__Written problem__: Quote the records in full and leave their pictures out.
========
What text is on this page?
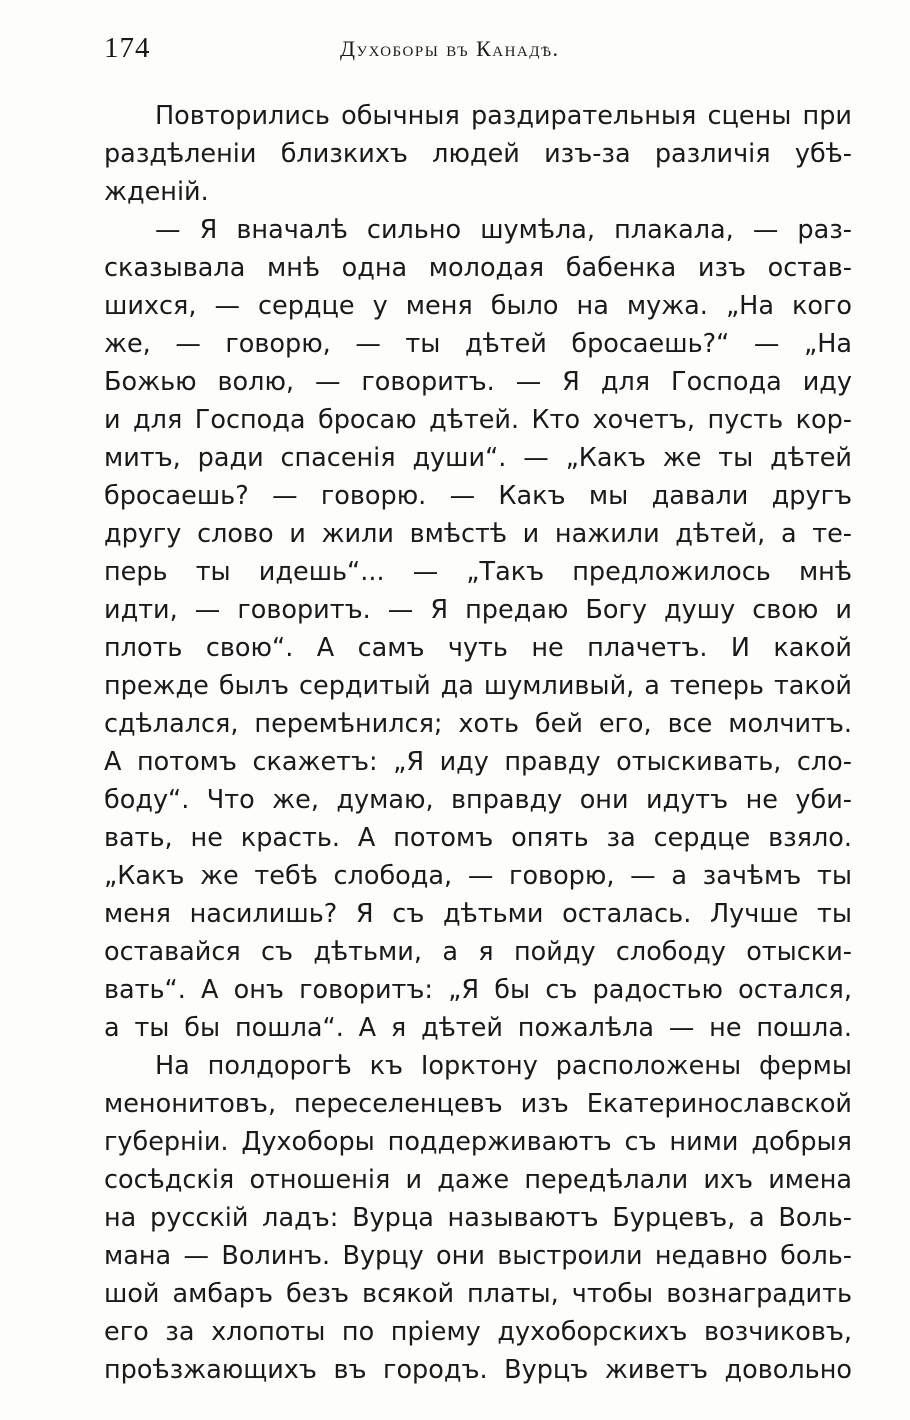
174	Духоборы въ Канадѣ.
Повторились обычныя раздирательныя сцены при
раздѣленіи близкихъ людей изъ-за различія убѣ-
жденій.
— Я вначалѣ сильно шумѣла, плакала, — раз-
сказывала мнѣ одна молодая бабенка изъ остав-
шихся, — сердце у меня было на мужа. „На кого
же, — говорю, — ты дѣтей бросаешь?“ — „На
Божью волю, — говоритъ. — Я для Господа иду
и для Господа бросаю дѣтей. Кто хочетъ, пусть кор-
митъ, ради спасенія души“. — „Какъ же ты дѣтей
бросаешь? — говорю. — Какъ мы давали другъ
другу слово и жили вмѣстѣ и нажили дѣтей, а те-
перь ты идешь“... — „Такъ предложилось мнѣ
идти, — говоритъ. — Я предаю Богу душу свою и
плоть свою“. А самъ чуть не плачетъ. И какой
прежде былъ сердитый да шумливый, а теперь такой
сдѣлался, перемѣнился; хоть бей его, все молчитъ.
А потомъ скажетъ: „Я иду правду отыскивать, сло-
боду“. Что же, думаю, вправду они идутъ не уби-
вать, не красть. А потомъ опять за сердце взяло.
„Какъ же тебѣ слобода, — говорю, — а зачѣмъ ты
меня насилишь? Я съ дѣтьми осталась. Лучше ты
оставайся съ дѣтьми, а я пойду слободу отыски-
вать“. А онъ говоритъ: „Я бы съ радостью остался,
а ты бы пошла“. А я дѣтей пожалѣла — не пошла.
На полдорогѣ къ Іорктону расположены фермы
менонитовъ, переселенцевъ изъ Екатеринославской
губерніи. Духоборы поддерживаютъ съ ними добрыя
сосѣдскія отношенія и даже передѣлали ихъ имена
на русскій ладъ: Вурца называютъ Бурцевъ, а Воль-
мана — Волинъ. Вурцу они выстроили недавно боль-
шой амбаръ безъ всякой платы, чтобы вознаградить
его за хлопоты по пріему духоборскихъ возчиковъ,
проѣзжающихъ въ городъ. Вурцъ живетъ довольно
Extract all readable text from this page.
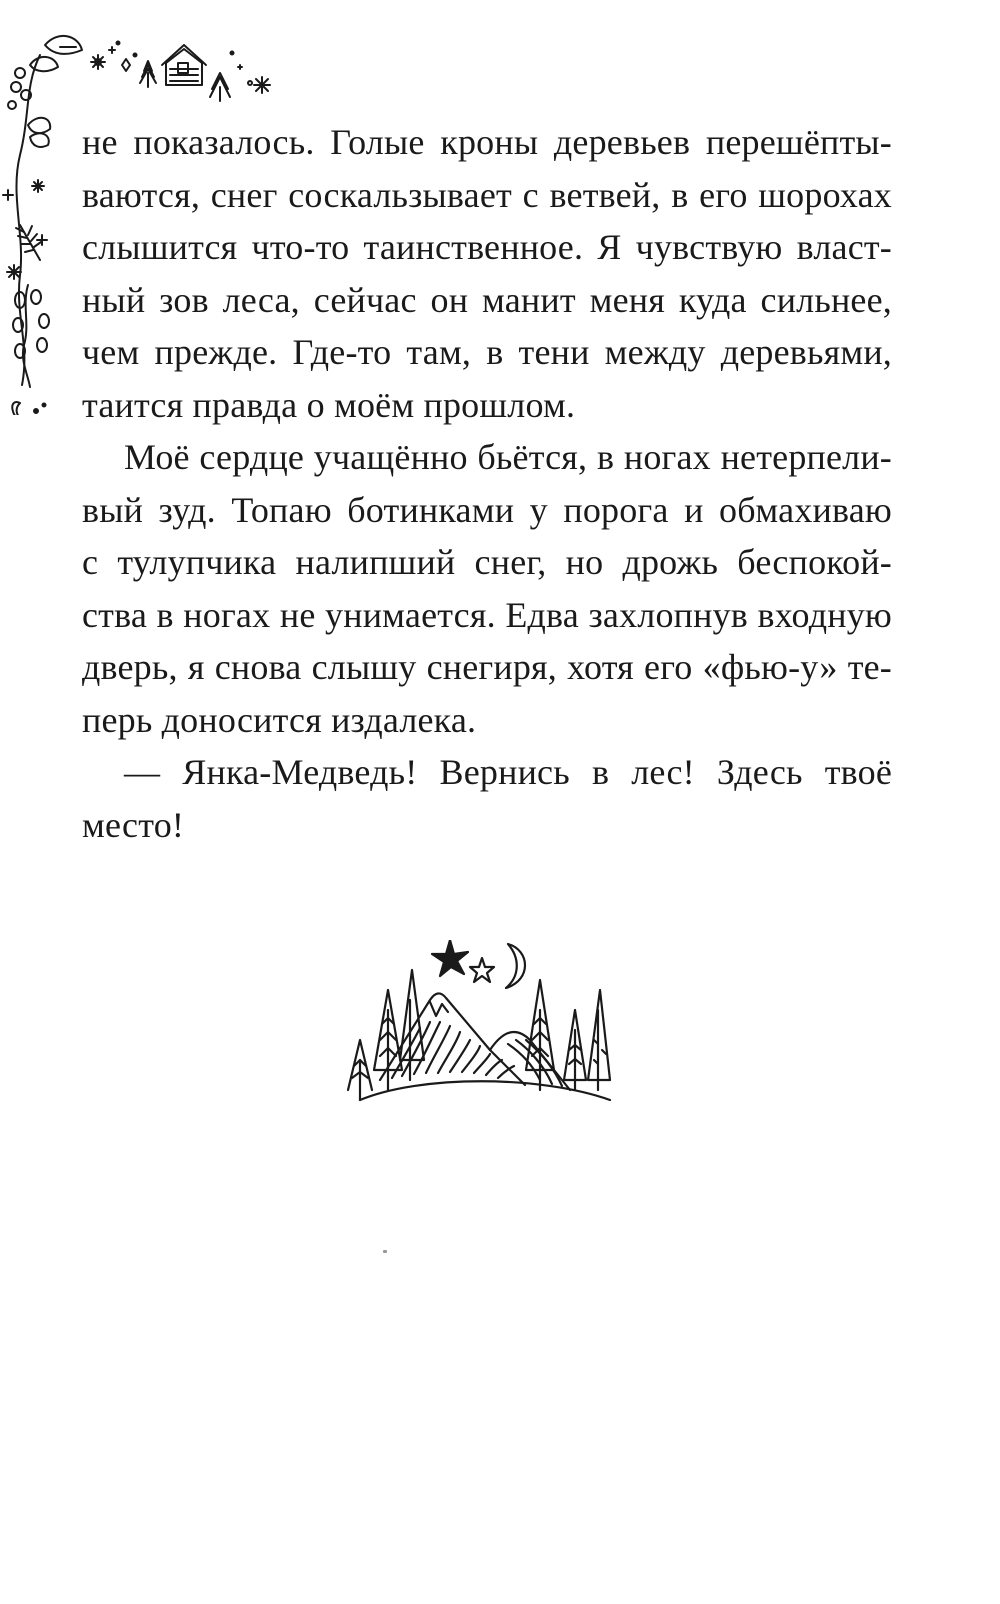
не показалось. Голые кроны деревьев перешёпты-
ваются, снег соскальзывает с ветвей, в его шорохах
слышится что-то таинственное. Я чувствую власт-
ный зов леса, сейчас он манит меня куда сильнее,
чем прежде. Где-то там, в тени между деревьями,
таится правда о моём прошлом.
Моё сердце учащённо бьётся, в ногах нетерпели-
вый зуд. Топаю ботинками у порога и обмахиваю
с тулупчика налипший снег, но дрожь беспокой-
ства в ногах не унимается. Едва захлопнув входную
дверь, я снова слышу снегиря, хотя его «фью-у» те-
перь доносится издалека.
— Янка-Медведь! Вернись в лес! Здесь твоё
место!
========
__Complete output__:
What text is on this page?
174	Духоборы въ Канадѣ.
Повторились обычныя раздирательныя сцены при
раздѣленіи близкихъ людей изъ-за различія убѣ-
жденій.
— Я вначалѣ сильно шумѣла, плакала, — раз-
сказывала мнѣ одна молодая бабенка изъ остав-
шихся, — сердце у меня было на мужа. „На кого
же, — говорю, — ты дѣтей бросаешь?“ — „На
Божью волю, — говоритъ. — Я для Господа иду
и для Господа бросаю дѣтей. Кто хочетъ, пусть кор-
митъ, ради спасенія души“. — „Какъ же ты дѣтей
бросаешь? — говорю. — Какъ мы давали другъ
другу слово и жили вмѣстѣ и нажили дѣтей, а те-
перь ты идешь“... — „Такъ предложилось мнѣ
идти, — говоритъ. — Я предаю Богу душу свою и
плоть свою“. А самъ чуть не плачетъ. И какой
прежде былъ сердитый да шумливый, а теперь такой
сдѣлался, перемѣнился; хоть бей его, все молчитъ.
А потомъ скажетъ: „Я иду правду отыскивать, сло-
боду“. Что же, думаю, вправду они идутъ не уби-
вать, не красть. А потомъ опять за сердце взяло.
„Какъ же тебѣ слобода, — говорю, — а зачѣмъ ты
меня насилишь? Я съ дѣтьми осталась. Лучше ты
оставайся съ дѣтьми, а я пойду слободу отыски-
вать“. А онъ говоритъ: „Я бы съ радостью остался,
а ты бы пошла“. А я дѣтей пожалѣла — не пошла.
На полдорогѣ къ Іорктону расположены фермы
менонитовъ, переселенцевъ изъ Екатеринославской
губерніи. Духоборы поддерживаютъ съ ними добрыя
сосѣдскія отношенія и даже передѣлали ихъ имена
на русскій ладъ: Вурца называютъ Бурцевъ, а Воль-
мана — Волинъ. Вурцу они выстроили недавно боль-
шой амбаръ безъ всякой платы, чтобы вознаградить
его за хлопоты по пріему духоборскихъ возчиковъ,
проѣзжающихъ въ городъ. Вурцъ живетъ довольно
Extract all readable text from this page.
не показалось. Голые кроны деревьев перешёпты-
ваются, снег соскальзывает с ветвей, в его шорохах
слышится что-то таинственное. Я чувствую власт-
ный зов леса, сейчас он манит меня куда сильнее,
чем прежде. Где-то там, в тени между деревьями,
таится правда о моём прошлом.
Моё сердце учащённо бьётся, в ногах нетерпели-
вый зуд. Топаю ботинками у порога и обмахиваю
с тулупчика налипший снег, но дрожь беспокой-
ства в ногах не унимается. Едва захлопнув входную
дверь, я снова слышу снегиря, хотя его «фью-у» те-
перь доносится издалека.
— Янка-Медведь! Вернись в лес! Здесь твоё
место!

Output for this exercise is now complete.